## Task brief
Find every line in the entries below that contains the string "axis", and copy each one.

## Exercise input
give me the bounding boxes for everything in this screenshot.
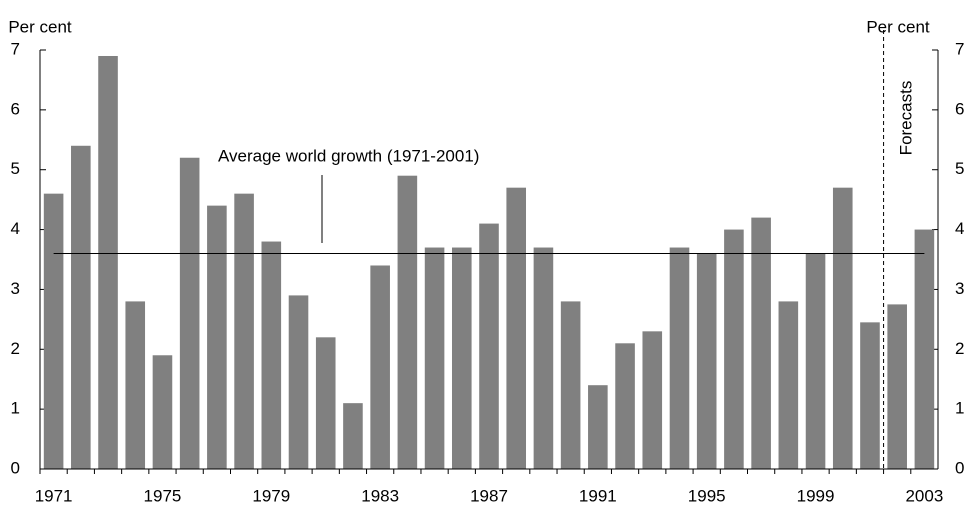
x-tick-label: 1979 (252, 486, 290, 505)
x-tick-label: 1983 (361, 486, 399, 505)
y2-tick-label: 1 (955, 399, 964, 418)
bar (315, 337, 336, 469)
bar (751, 217, 771, 469)
bar (424, 247, 445, 469)
y-tick-label: 7 (11, 39, 20, 58)
y-axis-label: Per cent (8, 17, 72, 36)
bar (588, 385, 608, 469)
bar (207, 205, 227, 469)
x-tick-label: 1995 (688, 486, 726, 505)
bar (860, 322, 880, 469)
bar (696, 253, 717, 469)
bar (642, 331, 663, 469)
y-tick-label: 0 (11, 458, 20, 477)
y-tick-label: 1 (11, 399, 20, 418)
y2-tick-label: 3 (955, 279, 964, 298)
x-tick-label: 1999 (797, 486, 835, 505)
y2-tick-label: 6 (955, 99, 964, 118)
bar (98, 55, 118, 469)
y2-tick-label: 4 (955, 219, 964, 238)
bar (887, 304, 907, 469)
bar (533, 247, 554, 469)
x-tick-label: 1971 (35, 486, 73, 505)
x-tick-label: 1987 (470, 486, 508, 505)
y-tick-label: 2 (11, 339, 20, 358)
x-tick-label: 2003 (905, 486, 943, 505)
bar (479, 223, 499, 469)
bar (43, 193, 64, 469)
bar (832, 187, 853, 469)
y2-tick-label: 7 (955, 39, 964, 58)
bar (397, 175, 418, 469)
y-tick-label: 6 (11, 99, 20, 118)
bar (669, 247, 690, 469)
bar (914, 229, 935, 469)
bar (778, 301, 799, 469)
bar (343, 403, 363, 469)
y2-tick-label: 5 (955, 159, 964, 178)
bar (724, 229, 744, 469)
bar (506, 187, 527, 469)
bar (560, 301, 581, 469)
x-tick-label: 1991 (579, 486, 617, 505)
bar (805, 253, 826, 469)
y-tick-label: 5 (11, 159, 20, 178)
y-tick-label: 4 (11, 219, 20, 238)
bar (152, 355, 173, 469)
bar (451, 247, 472, 469)
annotation: Average world growth (1971-2001) (218, 146, 479, 165)
bar (179, 157, 200, 469)
bar (234, 193, 254, 469)
y2-axis-label: Per cent (866, 17, 930, 36)
bar (288, 295, 309, 469)
bar (71, 145, 91, 469)
y2-tick-label: 2 (955, 339, 964, 358)
bar (261, 241, 282, 469)
bar (125, 301, 146, 469)
bar (370, 265, 390, 469)
forecast-label: Forecasts (896, 81, 915, 156)
y2-tick-label: 0 (955, 458, 964, 477)
y-tick-label: 3 (11, 279, 20, 298)
bar (615, 343, 635, 469)
x-tick-label: 1975 (144, 486, 182, 505)
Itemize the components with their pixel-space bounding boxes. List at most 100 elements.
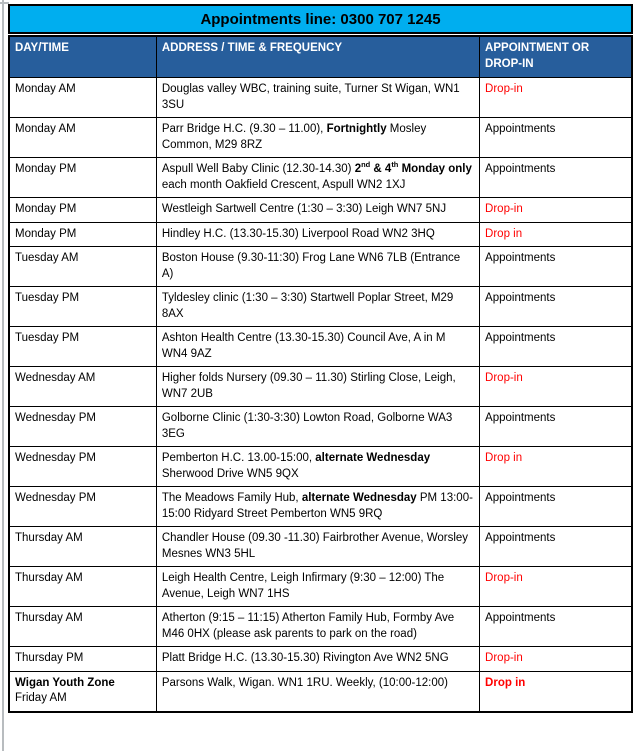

## Output for this task
y-axis-label: Per cent (8, 17, 72, 36)
y2-axis-label: Per cent (866, 17, 930, 36)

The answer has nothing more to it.